Exercise brief: Copy whichever lines contain the string "Fold".

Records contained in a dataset
"""

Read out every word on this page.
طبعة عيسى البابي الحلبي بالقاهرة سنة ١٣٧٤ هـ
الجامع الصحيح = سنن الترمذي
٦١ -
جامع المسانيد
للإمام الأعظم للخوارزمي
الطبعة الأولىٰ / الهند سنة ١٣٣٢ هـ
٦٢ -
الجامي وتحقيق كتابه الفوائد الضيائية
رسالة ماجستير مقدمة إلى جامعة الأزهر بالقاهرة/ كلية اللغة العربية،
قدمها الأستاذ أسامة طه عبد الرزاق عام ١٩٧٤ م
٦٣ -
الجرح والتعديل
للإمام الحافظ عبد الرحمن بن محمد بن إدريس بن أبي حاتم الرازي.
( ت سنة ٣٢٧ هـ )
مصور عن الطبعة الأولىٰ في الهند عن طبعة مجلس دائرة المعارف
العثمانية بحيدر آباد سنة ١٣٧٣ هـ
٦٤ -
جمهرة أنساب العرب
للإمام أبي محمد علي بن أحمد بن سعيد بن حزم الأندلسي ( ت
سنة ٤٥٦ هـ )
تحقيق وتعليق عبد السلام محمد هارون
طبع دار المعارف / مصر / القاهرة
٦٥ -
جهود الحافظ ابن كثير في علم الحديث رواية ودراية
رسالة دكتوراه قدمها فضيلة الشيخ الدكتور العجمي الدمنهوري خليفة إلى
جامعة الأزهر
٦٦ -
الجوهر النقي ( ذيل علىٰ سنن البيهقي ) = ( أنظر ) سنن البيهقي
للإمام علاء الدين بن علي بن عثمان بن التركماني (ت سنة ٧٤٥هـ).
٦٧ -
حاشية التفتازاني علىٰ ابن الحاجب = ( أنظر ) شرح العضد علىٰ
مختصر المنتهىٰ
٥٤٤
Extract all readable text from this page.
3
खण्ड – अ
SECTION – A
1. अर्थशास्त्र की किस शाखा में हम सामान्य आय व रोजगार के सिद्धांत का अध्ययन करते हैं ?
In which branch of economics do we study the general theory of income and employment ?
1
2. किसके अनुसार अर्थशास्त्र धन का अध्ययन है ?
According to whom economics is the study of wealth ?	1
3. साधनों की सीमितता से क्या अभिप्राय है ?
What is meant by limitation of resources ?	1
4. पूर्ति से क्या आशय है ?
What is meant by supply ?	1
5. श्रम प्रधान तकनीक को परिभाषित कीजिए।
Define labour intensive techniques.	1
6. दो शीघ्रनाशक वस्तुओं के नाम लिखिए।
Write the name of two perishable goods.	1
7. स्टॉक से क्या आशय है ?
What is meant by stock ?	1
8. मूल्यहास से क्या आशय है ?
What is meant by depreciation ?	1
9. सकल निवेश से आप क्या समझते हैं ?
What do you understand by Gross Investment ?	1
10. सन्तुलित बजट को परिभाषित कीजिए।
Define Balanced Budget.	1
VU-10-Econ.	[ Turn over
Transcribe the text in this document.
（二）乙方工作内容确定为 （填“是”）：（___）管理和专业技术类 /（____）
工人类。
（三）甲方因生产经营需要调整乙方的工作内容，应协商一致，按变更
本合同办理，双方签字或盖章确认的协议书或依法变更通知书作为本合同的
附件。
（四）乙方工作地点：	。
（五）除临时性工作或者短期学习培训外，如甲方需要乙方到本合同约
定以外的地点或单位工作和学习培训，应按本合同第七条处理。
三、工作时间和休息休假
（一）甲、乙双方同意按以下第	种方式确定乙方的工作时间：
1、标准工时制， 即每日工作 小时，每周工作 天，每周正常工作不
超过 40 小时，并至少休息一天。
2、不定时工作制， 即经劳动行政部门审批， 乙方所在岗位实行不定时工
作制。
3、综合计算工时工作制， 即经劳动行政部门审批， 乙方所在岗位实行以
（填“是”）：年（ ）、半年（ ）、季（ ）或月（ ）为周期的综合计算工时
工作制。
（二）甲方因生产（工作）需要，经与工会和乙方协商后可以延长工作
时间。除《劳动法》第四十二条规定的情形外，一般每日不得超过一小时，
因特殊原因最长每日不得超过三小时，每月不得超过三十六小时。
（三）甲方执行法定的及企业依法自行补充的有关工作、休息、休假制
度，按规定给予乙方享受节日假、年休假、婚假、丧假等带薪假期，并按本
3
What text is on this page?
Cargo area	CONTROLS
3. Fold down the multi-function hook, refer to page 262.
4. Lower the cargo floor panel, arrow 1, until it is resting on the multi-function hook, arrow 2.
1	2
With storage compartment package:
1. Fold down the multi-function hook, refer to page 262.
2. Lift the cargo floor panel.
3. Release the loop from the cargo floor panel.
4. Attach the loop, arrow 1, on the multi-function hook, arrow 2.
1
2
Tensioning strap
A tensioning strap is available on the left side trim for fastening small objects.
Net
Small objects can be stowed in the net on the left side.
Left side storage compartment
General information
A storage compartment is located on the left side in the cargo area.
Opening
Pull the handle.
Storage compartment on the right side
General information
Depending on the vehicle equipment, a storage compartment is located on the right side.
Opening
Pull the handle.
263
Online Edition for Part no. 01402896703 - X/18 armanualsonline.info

"""

Response to the exercise:
3. Fold down the multi-function hook, refer to page 262.
1. Fold down the multi-function hook, refer to page 262.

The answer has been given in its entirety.